**Problem to work on:** Check each line of the records below and collect those holding "Cancelled".

**Data extract:**
--*--

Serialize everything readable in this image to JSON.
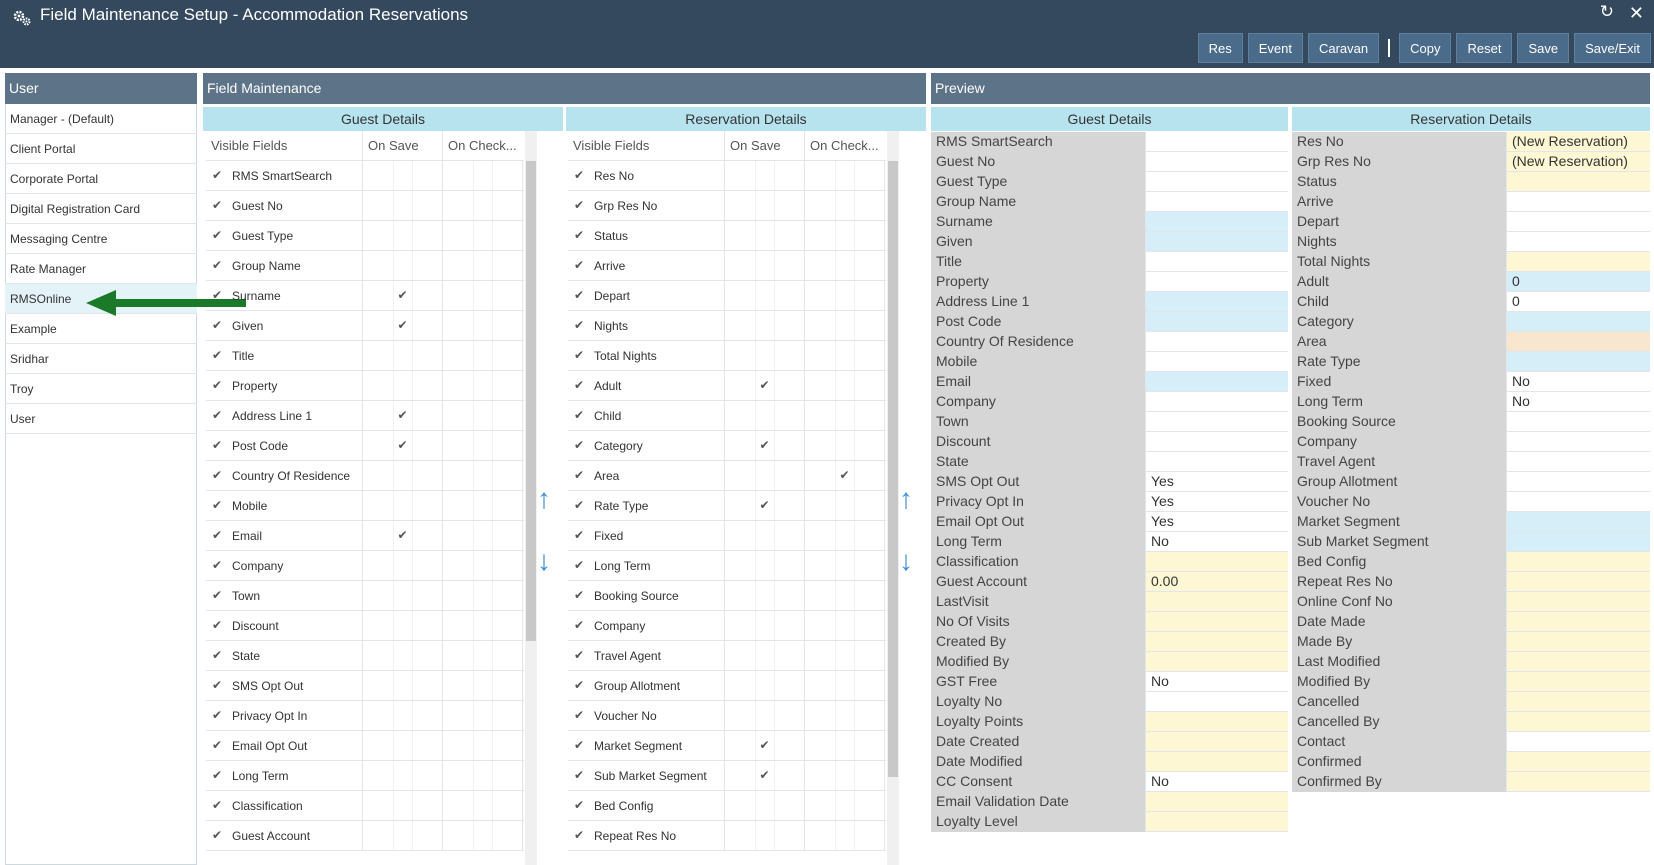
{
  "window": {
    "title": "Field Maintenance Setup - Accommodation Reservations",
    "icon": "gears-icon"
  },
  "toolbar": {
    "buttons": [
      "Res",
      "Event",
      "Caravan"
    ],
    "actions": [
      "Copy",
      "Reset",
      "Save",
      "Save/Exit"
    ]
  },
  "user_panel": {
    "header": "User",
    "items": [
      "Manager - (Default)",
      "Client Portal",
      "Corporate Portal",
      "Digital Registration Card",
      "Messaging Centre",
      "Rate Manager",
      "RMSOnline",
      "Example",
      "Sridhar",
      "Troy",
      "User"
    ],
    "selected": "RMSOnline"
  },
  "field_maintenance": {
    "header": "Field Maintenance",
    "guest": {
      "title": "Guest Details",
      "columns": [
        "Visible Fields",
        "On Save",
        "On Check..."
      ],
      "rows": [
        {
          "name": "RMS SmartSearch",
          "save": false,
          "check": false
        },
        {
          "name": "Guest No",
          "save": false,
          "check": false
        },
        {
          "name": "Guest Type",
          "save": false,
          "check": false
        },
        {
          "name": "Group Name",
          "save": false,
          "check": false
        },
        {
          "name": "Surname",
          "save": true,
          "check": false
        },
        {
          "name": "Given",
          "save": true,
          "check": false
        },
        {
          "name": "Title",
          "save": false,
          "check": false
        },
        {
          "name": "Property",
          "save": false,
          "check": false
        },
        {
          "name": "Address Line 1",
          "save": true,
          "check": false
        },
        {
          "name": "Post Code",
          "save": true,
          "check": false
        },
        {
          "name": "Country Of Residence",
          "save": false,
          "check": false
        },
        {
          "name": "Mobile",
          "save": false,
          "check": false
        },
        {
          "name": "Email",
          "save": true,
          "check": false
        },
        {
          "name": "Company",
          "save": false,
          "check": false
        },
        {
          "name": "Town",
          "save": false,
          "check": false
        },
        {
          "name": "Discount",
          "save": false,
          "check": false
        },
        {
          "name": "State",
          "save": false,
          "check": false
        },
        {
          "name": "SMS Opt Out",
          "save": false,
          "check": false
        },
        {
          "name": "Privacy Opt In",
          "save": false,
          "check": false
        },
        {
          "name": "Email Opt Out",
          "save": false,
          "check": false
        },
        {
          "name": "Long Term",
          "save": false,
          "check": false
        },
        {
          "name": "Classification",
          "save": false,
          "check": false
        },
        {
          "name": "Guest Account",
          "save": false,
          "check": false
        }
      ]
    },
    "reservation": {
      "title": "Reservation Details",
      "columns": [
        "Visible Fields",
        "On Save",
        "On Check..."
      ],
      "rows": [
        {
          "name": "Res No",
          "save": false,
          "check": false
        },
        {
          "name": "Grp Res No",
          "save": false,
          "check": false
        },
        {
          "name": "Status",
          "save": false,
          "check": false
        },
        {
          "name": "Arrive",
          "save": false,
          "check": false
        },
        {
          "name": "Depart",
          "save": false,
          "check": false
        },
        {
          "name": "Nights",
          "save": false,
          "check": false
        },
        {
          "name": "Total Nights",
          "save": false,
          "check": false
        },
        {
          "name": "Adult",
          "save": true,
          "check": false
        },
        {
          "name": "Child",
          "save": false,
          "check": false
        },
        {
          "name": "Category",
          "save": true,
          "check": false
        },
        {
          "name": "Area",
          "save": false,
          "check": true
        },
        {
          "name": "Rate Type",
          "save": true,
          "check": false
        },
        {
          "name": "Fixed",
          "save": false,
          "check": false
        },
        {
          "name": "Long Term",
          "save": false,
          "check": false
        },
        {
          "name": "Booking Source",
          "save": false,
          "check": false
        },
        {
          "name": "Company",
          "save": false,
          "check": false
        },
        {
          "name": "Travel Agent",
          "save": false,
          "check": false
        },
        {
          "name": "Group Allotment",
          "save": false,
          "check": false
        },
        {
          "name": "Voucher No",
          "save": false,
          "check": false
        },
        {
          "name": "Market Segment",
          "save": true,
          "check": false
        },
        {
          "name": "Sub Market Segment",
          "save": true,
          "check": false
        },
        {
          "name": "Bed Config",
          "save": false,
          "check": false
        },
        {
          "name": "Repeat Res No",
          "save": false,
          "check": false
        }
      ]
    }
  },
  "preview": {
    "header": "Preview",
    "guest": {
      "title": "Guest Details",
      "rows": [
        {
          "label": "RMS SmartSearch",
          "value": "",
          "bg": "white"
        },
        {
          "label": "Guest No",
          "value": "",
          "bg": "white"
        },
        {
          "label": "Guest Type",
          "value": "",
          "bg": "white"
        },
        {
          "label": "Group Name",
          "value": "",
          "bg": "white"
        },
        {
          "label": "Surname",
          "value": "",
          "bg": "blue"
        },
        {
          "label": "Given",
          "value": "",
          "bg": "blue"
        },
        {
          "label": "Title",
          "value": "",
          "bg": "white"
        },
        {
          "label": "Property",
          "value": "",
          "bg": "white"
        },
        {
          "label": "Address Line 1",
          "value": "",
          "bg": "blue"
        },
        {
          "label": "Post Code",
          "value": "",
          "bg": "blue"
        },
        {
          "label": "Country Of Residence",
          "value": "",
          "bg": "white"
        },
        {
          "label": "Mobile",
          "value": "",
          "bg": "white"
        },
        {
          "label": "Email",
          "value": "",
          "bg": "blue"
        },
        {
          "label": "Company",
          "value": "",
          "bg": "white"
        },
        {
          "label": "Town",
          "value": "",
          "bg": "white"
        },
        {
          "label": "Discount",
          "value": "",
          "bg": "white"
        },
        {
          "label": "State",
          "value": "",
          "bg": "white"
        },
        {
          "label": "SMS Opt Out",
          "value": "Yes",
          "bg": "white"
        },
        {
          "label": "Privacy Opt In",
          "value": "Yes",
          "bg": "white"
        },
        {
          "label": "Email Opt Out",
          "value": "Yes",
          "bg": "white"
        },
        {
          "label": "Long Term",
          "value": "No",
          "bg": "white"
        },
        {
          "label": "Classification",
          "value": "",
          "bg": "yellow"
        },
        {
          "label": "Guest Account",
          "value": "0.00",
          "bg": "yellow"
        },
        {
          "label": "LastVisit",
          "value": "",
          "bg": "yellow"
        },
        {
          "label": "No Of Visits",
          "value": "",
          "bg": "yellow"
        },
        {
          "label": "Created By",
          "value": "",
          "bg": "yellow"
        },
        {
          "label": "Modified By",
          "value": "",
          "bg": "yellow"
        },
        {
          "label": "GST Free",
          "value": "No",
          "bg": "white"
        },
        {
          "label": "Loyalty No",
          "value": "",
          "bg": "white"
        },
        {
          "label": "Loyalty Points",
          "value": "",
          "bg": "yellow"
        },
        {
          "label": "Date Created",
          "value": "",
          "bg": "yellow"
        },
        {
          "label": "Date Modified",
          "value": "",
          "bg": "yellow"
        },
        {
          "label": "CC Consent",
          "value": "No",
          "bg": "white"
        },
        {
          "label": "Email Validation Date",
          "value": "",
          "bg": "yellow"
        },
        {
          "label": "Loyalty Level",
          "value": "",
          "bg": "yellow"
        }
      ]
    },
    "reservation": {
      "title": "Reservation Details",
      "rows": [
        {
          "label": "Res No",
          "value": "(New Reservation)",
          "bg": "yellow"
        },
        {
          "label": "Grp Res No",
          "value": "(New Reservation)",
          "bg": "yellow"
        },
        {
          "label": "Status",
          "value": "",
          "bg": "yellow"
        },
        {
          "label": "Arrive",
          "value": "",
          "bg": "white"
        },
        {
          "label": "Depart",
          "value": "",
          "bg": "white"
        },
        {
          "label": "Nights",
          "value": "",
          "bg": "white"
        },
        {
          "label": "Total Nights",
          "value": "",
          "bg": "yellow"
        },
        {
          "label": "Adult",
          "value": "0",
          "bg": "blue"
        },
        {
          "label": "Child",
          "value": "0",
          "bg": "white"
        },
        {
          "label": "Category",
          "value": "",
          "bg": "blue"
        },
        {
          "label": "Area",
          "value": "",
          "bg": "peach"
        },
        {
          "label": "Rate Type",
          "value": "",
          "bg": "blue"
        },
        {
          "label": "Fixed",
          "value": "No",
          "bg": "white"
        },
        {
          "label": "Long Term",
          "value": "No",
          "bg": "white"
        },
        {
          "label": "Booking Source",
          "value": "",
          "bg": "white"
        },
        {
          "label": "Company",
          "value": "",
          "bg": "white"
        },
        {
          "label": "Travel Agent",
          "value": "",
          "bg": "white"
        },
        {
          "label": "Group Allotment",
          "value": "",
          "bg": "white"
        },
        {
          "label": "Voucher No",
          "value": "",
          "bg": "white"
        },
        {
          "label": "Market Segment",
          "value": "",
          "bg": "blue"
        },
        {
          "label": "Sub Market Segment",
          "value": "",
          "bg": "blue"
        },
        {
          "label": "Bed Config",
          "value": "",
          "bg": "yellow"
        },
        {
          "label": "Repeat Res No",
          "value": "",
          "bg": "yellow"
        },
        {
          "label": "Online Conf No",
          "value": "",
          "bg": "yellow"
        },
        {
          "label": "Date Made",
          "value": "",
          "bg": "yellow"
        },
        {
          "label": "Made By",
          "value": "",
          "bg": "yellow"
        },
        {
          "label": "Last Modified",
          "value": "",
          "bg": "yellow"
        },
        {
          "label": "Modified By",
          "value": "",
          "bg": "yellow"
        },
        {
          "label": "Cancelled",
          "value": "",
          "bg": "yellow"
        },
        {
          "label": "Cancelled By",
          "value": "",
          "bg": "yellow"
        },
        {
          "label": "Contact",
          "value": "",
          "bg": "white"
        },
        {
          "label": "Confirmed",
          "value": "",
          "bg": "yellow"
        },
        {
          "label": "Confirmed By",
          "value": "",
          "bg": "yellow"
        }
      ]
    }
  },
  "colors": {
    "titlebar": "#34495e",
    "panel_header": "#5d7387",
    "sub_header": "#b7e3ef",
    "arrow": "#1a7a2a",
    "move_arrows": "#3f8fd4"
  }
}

--*--

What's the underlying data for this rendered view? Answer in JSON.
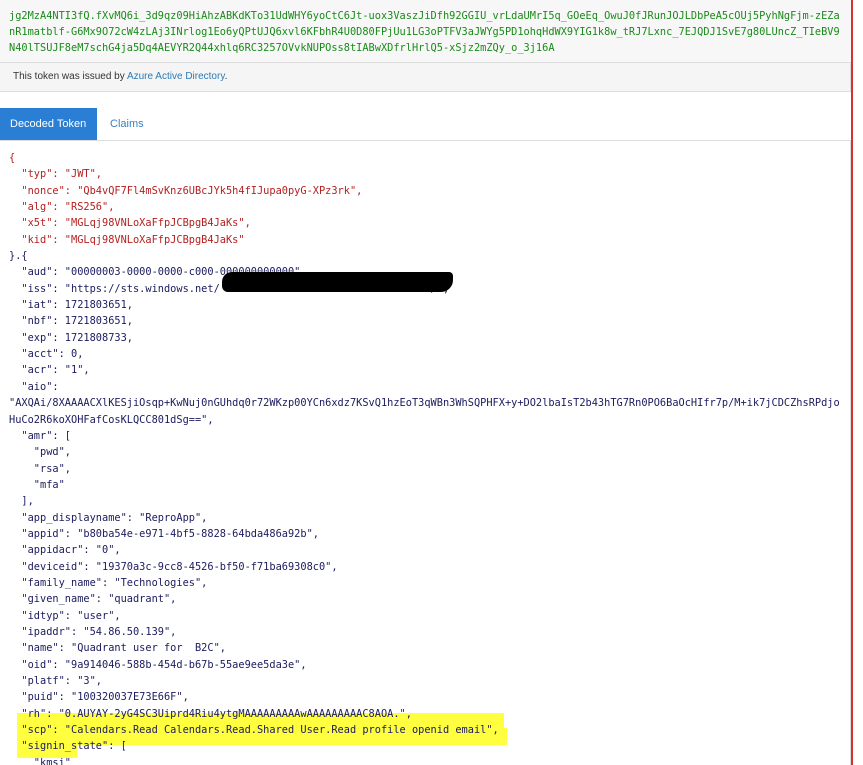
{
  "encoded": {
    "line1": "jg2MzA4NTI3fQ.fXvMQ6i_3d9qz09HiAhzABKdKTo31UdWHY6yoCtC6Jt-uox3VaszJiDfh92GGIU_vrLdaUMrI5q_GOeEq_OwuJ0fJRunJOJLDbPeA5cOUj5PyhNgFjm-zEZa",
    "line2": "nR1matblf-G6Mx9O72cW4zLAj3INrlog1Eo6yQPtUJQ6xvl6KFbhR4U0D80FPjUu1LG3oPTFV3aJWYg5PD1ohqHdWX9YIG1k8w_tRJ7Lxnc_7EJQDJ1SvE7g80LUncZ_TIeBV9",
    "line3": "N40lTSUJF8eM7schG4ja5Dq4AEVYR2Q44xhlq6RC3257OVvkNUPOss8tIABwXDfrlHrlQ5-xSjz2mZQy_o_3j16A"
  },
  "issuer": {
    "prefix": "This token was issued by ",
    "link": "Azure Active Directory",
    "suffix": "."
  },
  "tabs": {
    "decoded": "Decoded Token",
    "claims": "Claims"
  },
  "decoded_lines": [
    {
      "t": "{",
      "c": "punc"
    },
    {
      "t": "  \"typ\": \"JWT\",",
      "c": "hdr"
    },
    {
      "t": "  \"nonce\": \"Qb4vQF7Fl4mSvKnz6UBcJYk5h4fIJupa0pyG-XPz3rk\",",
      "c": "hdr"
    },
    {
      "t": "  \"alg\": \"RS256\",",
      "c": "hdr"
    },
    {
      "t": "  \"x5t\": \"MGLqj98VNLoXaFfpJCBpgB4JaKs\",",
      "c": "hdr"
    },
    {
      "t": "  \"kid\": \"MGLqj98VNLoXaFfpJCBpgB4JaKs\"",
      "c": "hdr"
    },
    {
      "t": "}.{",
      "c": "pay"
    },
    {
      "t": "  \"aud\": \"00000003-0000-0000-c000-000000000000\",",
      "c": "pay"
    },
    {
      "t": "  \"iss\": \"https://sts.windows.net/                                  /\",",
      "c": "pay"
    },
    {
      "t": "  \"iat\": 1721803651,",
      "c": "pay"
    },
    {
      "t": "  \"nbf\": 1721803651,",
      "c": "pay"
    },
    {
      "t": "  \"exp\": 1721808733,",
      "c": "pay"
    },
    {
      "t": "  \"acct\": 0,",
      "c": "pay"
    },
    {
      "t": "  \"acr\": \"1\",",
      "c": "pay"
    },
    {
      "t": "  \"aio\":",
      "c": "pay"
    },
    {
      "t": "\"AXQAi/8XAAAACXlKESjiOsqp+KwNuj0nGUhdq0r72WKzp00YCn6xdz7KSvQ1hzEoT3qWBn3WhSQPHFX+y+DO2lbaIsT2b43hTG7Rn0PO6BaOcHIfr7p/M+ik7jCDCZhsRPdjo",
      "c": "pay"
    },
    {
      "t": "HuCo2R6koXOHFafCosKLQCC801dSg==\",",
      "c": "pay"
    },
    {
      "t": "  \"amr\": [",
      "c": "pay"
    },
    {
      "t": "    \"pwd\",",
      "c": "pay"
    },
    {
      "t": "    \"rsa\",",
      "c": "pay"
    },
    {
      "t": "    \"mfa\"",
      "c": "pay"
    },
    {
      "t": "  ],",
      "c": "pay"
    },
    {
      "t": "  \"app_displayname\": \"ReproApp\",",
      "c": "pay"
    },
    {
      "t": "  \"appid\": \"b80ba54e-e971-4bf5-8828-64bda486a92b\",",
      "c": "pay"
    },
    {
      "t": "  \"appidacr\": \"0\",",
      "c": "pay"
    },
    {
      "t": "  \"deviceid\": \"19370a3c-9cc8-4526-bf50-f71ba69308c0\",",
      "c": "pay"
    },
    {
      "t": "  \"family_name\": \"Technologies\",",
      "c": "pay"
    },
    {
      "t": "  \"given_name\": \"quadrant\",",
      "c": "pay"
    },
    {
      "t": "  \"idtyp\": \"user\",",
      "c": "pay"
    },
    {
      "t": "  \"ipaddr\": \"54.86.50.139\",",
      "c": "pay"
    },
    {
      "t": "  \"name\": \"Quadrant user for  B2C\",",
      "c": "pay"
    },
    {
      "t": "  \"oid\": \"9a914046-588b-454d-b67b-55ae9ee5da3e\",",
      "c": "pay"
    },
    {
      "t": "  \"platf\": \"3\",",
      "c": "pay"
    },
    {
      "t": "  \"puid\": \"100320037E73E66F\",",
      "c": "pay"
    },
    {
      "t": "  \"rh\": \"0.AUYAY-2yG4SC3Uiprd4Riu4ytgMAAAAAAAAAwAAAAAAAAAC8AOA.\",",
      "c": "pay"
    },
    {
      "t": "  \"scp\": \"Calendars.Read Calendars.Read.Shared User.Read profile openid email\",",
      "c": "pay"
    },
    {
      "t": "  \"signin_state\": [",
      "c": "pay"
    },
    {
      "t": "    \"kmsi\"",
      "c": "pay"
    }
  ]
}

--*--

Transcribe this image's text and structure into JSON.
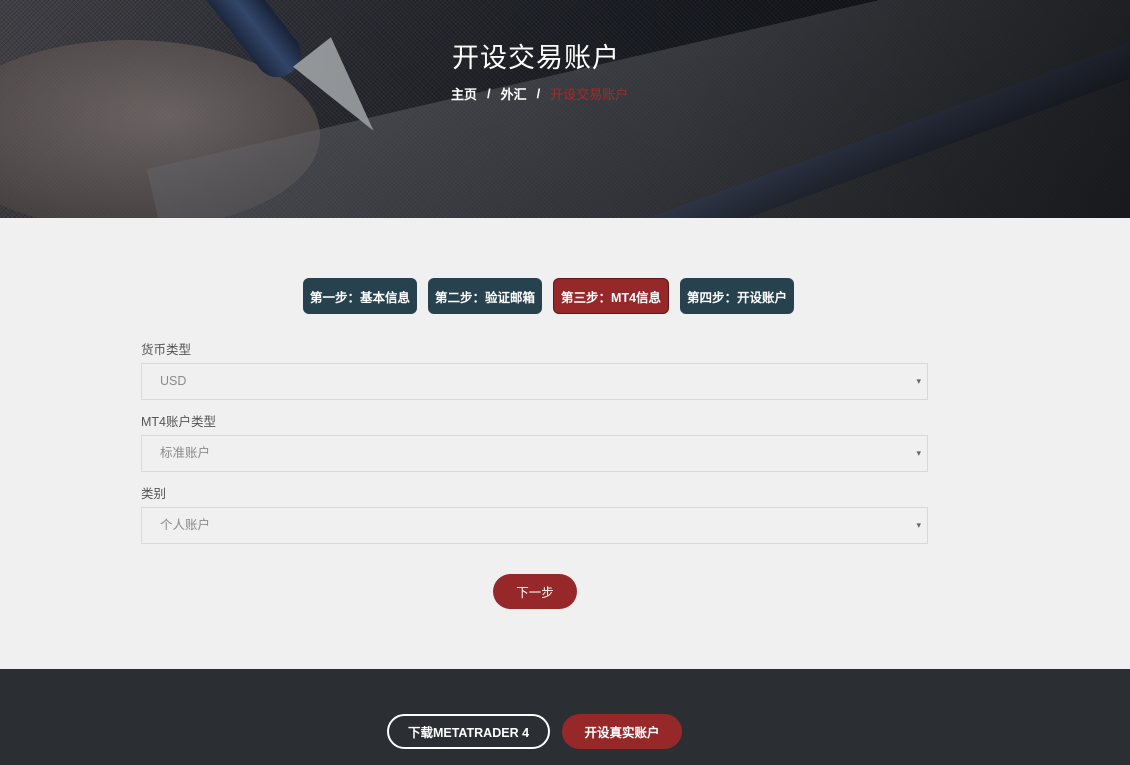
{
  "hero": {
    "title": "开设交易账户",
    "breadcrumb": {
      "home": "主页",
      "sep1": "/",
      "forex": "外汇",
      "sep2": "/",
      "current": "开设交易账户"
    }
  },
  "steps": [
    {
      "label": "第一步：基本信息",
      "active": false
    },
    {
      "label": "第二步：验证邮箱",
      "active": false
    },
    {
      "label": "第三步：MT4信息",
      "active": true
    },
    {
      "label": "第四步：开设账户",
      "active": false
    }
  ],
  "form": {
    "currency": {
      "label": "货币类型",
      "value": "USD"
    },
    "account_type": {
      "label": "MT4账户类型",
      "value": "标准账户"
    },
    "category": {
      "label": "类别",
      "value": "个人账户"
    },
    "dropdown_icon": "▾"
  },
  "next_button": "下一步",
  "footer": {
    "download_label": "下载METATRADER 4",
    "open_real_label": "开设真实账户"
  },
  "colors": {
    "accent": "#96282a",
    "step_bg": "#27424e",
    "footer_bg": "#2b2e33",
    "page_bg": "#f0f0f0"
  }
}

--*--

**Full response:**
          "label": "Cancelled",
          "label": "Cancelled By",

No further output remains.